Data tied to figure images:

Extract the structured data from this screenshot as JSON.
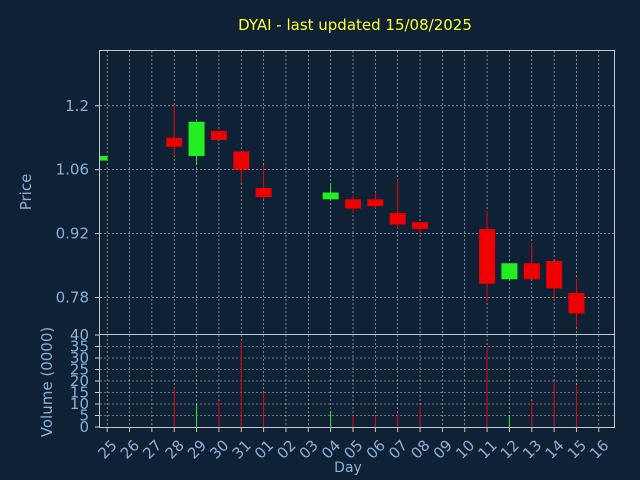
{
  "chart_data": {
    "type": "candlestick",
    "title": "DYAI - last updated 15/08/2025",
    "xlabel": "Day",
    "grid": true,
    "categories": [
      "25",
      "26",
      "27",
      "28",
      "29",
      "30",
      "31",
      "01",
      "02",
      "03",
      "04",
      "05",
      "06",
      "07",
      "08",
      "09",
      "10",
      "11",
      "12",
      "13",
      "14",
      "15",
      "16"
    ],
    "price_panel": {
      "ylabel": "Price",
      "yticks": [
        "1.2",
        "1.06",
        "0.92",
        "0.78"
      ],
      "ytick_values": [
        1.2,
        1.06,
        0.92,
        0.78
      ],
      "ylim": [
        0.7,
        1.32
      ]
    },
    "volume_panel": {
      "ylabel": "Volume (0000)",
      "yticks": [
        "40",
        "35",
        "30",
        "25",
        "20",
        "15",
        "10",
        "5",
        "0"
      ],
      "ytick_values": [
        40,
        35,
        30,
        25,
        20,
        15,
        10,
        5,
        0
      ],
      "ylim": [
        0,
        40
      ]
    },
    "candles": [
      {
        "day": "25",
        "open": 1.08,
        "close": 1.09,
        "high": 1.09,
        "low": 1.08,
        "volume": 0
      },
      {
        "day": "28",
        "open": 1.13,
        "close": 1.11,
        "high": 1.2,
        "low": 1.09,
        "volume": 17
      },
      {
        "day": "29",
        "open": 1.09,
        "close": 1.165,
        "high": 1.165,
        "low": 1.07,
        "volume": 10
      },
      {
        "day": "30",
        "open": 1.145,
        "close": 1.125,
        "high": 1.145,
        "low": 1.125,
        "volume": 11
      },
      {
        "day": "31",
        "open": 1.1,
        "close": 1.06,
        "high": 1.1,
        "low": 1.03,
        "volume": 37
      },
      {
        "day": "01",
        "open": 1.02,
        "close": 1.0,
        "high": 1.07,
        "low": 0.995,
        "volume": 15
      },
      {
        "day": "04",
        "open": 0.995,
        "close": 1.01,
        "high": 1.03,
        "low": 0.995,
        "volume": 7
      },
      {
        "day": "05",
        "open": 0.995,
        "close": 0.975,
        "high": 1.005,
        "low": 0.965,
        "volume": 5
      },
      {
        "day": "06",
        "open": 0.995,
        "close": 0.98,
        "high": 1.01,
        "low": 0.975,
        "volume": 5
      },
      {
        "day": "07",
        "open": 0.965,
        "close": 0.94,
        "high": 1.04,
        "low": 0.93,
        "volume": 6
      },
      {
        "day": "08",
        "open": 0.945,
        "close": 0.93,
        "high": 0.945,
        "low": 0.915,
        "volume": 9
      },
      {
        "day": "11",
        "open": 0.93,
        "close": 0.81,
        "high": 0.97,
        "low": 0.77,
        "volume": 35
      },
      {
        "day": "12",
        "open": 0.82,
        "close": 0.855,
        "high": 0.855,
        "low": 0.82,
        "volume": 5
      },
      {
        "day": "13",
        "open": 0.855,
        "close": 0.82,
        "high": 0.9,
        "low": 0.82,
        "volume": 11
      },
      {
        "day": "14",
        "open": 0.86,
        "close": 0.8,
        "high": 0.86,
        "low": 0.775,
        "volume": 20
      },
      {
        "day": "15",
        "open": 0.79,
        "close": 0.745,
        "high": 0.82,
        "low": 0.715,
        "volume": 18
      }
    ]
  },
  "colors": {
    "background": "#0f2235",
    "title": "#ffff33",
    "axis_text": "#8ab0d8",
    "frame": "#c8c8c8",
    "up": "#22ee22",
    "down": "#ee0000"
  }
}
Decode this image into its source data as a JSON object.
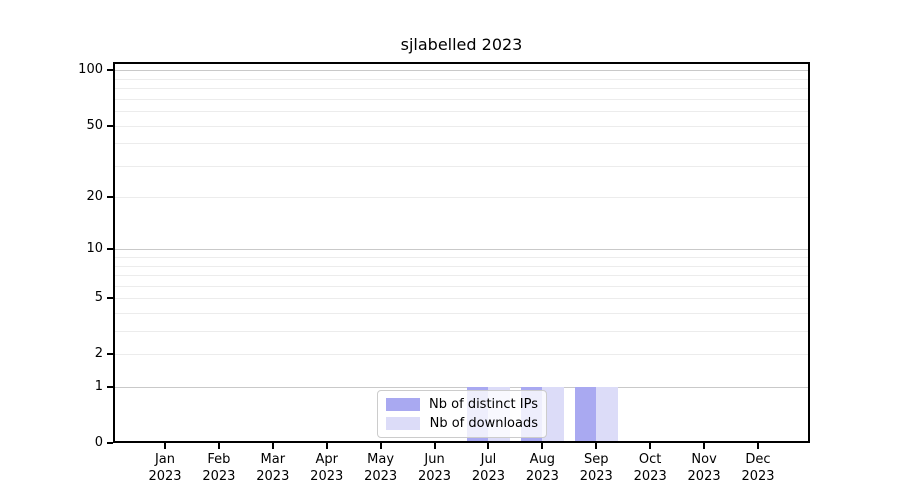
{
  "chart_data": {
    "type": "bar",
    "title": "sjlabelled 2023",
    "categories": [
      "Jan 2023",
      "Feb 2023",
      "Mar 2023",
      "Apr 2023",
      "May 2023",
      "Jun 2023",
      "Jul 2023",
      "Aug 2023",
      "Sep 2023",
      "Oct 2023",
      "Nov 2023",
      "Dec 2023"
    ],
    "x_axis": {
      "tick_labels_line1": [
        "Jan",
        "Feb",
        "Mar",
        "Apr",
        "May",
        "Jun",
        "Jul",
        "Aug",
        "Sep",
        "Oct",
        "Nov",
        "Dec"
      ],
      "tick_labels_line2": "2023"
    },
    "y_axis": {
      "scale": "log1p",
      "tick_values": [
        0,
        1,
        2,
        5,
        10,
        20,
        50,
        100
      ],
      "tick_labels": [
        "0",
        "1",
        "2",
        "5",
        "10",
        "20",
        "50",
        "100"
      ],
      "major_gridline_values": [
        1,
        10,
        100
      ],
      "minor_gridline_values": [
        2,
        3,
        4,
        5,
        6,
        7,
        8,
        9,
        20,
        30,
        40,
        50,
        60,
        70,
        80,
        90
      ],
      "ylim": [
        0,
        112
      ]
    },
    "series": [
      {
        "key": "distinct-ips",
        "name": "Nb of distinct IPs",
        "color": "#a9a9f1",
        "values": [
          0,
          0,
          0,
          0,
          0,
          0,
          1,
          1,
          1,
          0,
          0,
          0
        ]
      },
      {
        "key": "downloads",
        "name": "Nb of downloads",
        "color": "#dcdcf8",
        "values": [
          0,
          0,
          0,
          0,
          0,
          0,
          1,
          1,
          1,
          0,
          0,
          0
        ]
      }
    ],
    "legend": {
      "position": "inside-bottom-center",
      "entries": [
        "Nb of distinct IPs",
        "Nb of downloads"
      ]
    },
    "grid": true,
    "colors": {
      "major_grid": "#c9c9c9",
      "minor_grid": "#ececec",
      "spine": "#000000",
      "legend_border": "#cccccc",
      "background": "#ffffff"
    }
  }
}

§ **Your task**: Reproduce every entry word for word, but skip any pictures.

§ **Solution to the exercise**:
Extract the structured data from this screenshot as JSON.
{
  "chart_data": {
    "type": "candlestick",
    "title": "DYAI - last updated 15/08/2025",
    "xlabel": "Day",
    "grid": true,
    "categories": [
      "25",
      "26",
      "27",
      "28",
      "29",
      "30",
      "31",
      "01",
      "02",
      "03",
      "04",
      "05",
      "06",
      "07",
      "08",
      "09",
      "10",
      "11",
      "12",
      "13",
      "14",
      "15",
      "16"
    ],
    "price_panel": {
      "ylabel": "Price",
      "yticks": [
        "1.2",
        "1.06",
        "0.92",
        "0.78"
      ],
      "ytick_values": [
        1.2,
        1.06,
        0.92,
        0.78
      ],
      "ylim": [
        0.7,
        1.32
      ]
    },
    "volume_panel": {
      "ylabel": "Volume (0000)",
      "yticks": [
        "40",
        "35",
        "30",
        "25",
        "20",
        "15",
        "10",
        "5",
        "0"
      ],
      "ytick_values": [
        40,
        35,
        30,
        25,
        20,
        15,
        10,
        5,
        0
      ],
      "ylim": [
        0,
        40
      ]
    },
    "candles": [
      {
        "day": "25",
        "open": 1.08,
        "close": 1.09,
        "high": 1.09,
        "low": 1.08,
        "volume": 0
      },
      {
        "day": "28",
        "open": 1.13,
        "close": 1.11,
        "high": 1.2,
        "low": 1.09,
        "volume": 17
      },
      {
        "day": "29",
        "open": 1.09,
        "close": 1.165,
        "high": 1.165,
        "low": 1.07,
        "volume": 10
      },
      {
        "day": "30",
        "open": 1.145,
        "close": 1.125,
        "high": 1.145,
        "low": 1.125,
        "volume": 11
      },
      {
        "day": "31",
        "open": 1.1,
        "close": 1.06,
        "high": 1.1,
        "low": 1.03,
        "volume": 37
      },
      {
        "day": "01",
        "open": 1.02,
        "close": 1.0,
        "high": 1.07,
        "low": 0.995,
        "volume": 15
      },
      {
        "day": "04",
        "open": 0.995,
        "close": 1.01,
        "high": 1.03,
        "low": 0.995,
        "volume": 7
      },
      {
        "day": "05",
        "open": 0.995,
        "close": 0.975,
        "high": 1.005,
        "low": 0.965,
        "volume": 5
      },
      {
        "day": "06",
        "open": 0.995,
        "close": 0.98,
        "high": 1.01,
        "low": 0.975,
        "volume": 5
      },
      {
        "day": "07",
        "open": 0.965,
        "close": 0.94,
        "high": 1.04,
        "low": 0.93,
        "volume": 6
      },
      {
        "day": "08",
        "open": 0.945,
        "close": 0.93,
        "high": 0.945,
        "low": 0.915,
        "volume": 9
      },
      {
        "day": "11",
        "open": 0.93,
        "close": 0.81,
        "high": 0.97,
        "low": 0.77,
        "volume": 35
      },
      {
        "day": "12",
        "open": 0.82,
        "close": 0.855,
        "high": 0.855,
        "low": 0.82,
        "volume": 5
      },
      {
        "day": "13",
        "open": 0.855,
        "close": 0.82,
        "high": 0.9,
        "low": 0.82,
        "volume": 11
      },
      {
        "day": "14",
        "open": 0.86,
        "close": 0.8,
        "high": 0.86,
        "low": 0.775,
        "volume": 20
      },
      {
        "day": "15",
        "open": 0.79,
        "close": 0.745,
        "high": 0.82,
        "low": 0.715,
        "volume": 18
      }
    ]
  },
  "colors": {
    "background": "#0f2235",
    "title": "#ffff33",
    "axis_text": "#8ab0d8",
    "frame": "#c8c8c8",
    "up": "#22ee22",
    "down": "#ee0000"
  }
}
Decode this image into its source data as a JSON object.
{
  "chart_data": {
    "type": "bar",
    "title": "sjlabelled 2023",
    "categories": [
      "Jan 2023",
      "Feb 2023",
      "Mar 2023",
      "Apr 2023",
      "May 2023",
      "Jun 2023",
      "Jul 2023",
      "Aug 2023",
      "Sep 2023",
      "Oct 2023",
      "Nov 2023",
      "Dec 2023"
    ],
    "x_axis": {
      "tick_labels_line1": [
        "Jan",
        "Feb",
        "Mar",
        "Apr",
        "May",
        "Jun",
        "Jul",
        "Aug",
        "Sep",
        "Oct",
        "Nov",
        "Dec"
      ],
      "tick_labels_line2": "2023"
    },
    "y_axis": {
      "scale": "log1p",
      "tick_values": [
        0,
        1,
        2,
        5,
        10,
        20,
        50,
        100
      ],
      "tick_labels": [
        "0",
        "1",
        "2",
        "5",
        "10",
        "20",
        "50",
        "100"
      ],
      "major_gridline_values": [
        1,
        10,
        100
      ],
      "minor_gridline_values": [
        2,
        3,
        4,
        5,
        6,
        7,
        8,
        9,
        20,
        30,
        40,
        50,
        60,
        70,
        80,
        90
      ],
      "ylim": [
        0,
        112
      ]
    },
    "series": [
      {
        "key": "distinct-ips",
        "name": "Nb of distinct IPs",
        "color": "#a9a9f1",
        "values": [
          0,
          0,
          0,
          0,
          0,
          0,
          1,
          1,
          1,
          0,
          0,
          0
        ]
      },
      {
        "key": "downloads",
        "name": "Nb of downloads",
        "color": "#dcdcf8",
        "values": [
          0,
          0,
          0,
          0,
          0,
          0,
          1,
          1,
          1,
          0,
          0,
          0
        ]
      }
    ],
    "legend": {
      "position": "inside-bottom-center",
      "entries": [
        "Nb of distinct IPs",
        "Nb of downloads"
      ]
    },
    "grid": true,
    "colors": {
      "major_grid": "#c9c9c9",
      "minor_grid": "#ececec",
      "spine": "#000000",
      "legend_border": "#cccccc",
      "background": "#ffffff"
    }
  }
}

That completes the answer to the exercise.